* start Records supplied *

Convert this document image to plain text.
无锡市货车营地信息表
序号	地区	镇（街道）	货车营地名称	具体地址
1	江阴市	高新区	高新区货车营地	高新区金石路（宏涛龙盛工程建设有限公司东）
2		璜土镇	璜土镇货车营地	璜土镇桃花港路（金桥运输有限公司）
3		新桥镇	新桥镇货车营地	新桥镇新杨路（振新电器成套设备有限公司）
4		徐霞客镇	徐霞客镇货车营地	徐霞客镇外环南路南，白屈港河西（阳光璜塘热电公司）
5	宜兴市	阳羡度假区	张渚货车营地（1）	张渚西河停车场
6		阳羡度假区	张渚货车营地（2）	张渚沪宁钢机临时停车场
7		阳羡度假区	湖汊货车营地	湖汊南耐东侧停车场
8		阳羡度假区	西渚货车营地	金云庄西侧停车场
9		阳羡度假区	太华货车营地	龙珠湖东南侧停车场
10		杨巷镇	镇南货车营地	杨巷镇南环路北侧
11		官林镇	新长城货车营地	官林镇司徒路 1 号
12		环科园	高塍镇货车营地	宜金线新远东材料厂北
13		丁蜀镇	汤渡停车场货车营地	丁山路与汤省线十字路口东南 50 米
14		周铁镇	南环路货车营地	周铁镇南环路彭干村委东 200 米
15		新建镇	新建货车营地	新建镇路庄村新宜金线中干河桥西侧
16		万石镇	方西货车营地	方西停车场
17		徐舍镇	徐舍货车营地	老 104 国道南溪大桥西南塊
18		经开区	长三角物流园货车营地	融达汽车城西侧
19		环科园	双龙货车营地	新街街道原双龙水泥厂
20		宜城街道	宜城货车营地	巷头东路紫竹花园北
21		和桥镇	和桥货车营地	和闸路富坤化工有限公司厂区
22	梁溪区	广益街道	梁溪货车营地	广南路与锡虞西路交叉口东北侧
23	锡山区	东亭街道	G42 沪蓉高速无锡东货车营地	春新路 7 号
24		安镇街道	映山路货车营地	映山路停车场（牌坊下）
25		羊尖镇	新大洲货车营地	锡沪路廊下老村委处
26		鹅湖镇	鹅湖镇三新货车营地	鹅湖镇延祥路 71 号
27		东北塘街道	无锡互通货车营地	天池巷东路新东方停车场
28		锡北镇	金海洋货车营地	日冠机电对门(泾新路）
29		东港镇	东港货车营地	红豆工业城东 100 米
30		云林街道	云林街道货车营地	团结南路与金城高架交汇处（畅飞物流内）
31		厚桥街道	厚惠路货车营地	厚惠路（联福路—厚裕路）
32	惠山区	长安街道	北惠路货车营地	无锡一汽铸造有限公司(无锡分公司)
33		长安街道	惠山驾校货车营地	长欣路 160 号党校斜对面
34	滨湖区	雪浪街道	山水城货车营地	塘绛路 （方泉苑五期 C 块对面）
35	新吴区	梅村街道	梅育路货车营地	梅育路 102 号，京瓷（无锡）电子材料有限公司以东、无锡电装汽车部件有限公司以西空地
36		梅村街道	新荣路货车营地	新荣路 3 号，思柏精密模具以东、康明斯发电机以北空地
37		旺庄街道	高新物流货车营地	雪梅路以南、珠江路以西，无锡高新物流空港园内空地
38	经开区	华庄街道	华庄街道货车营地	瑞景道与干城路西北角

* end Records supplied *

— Exercise instructions —
Only lines with "张渚货车营地" are wanted here; list each of them.

— Exercise result —
5	宜兴市	阳羡度假区	张渚货车营地（1）	张渚西河停车场
6		阳羡度假区	张渚货车营地（2）	张渚沪宁钢机临时停车场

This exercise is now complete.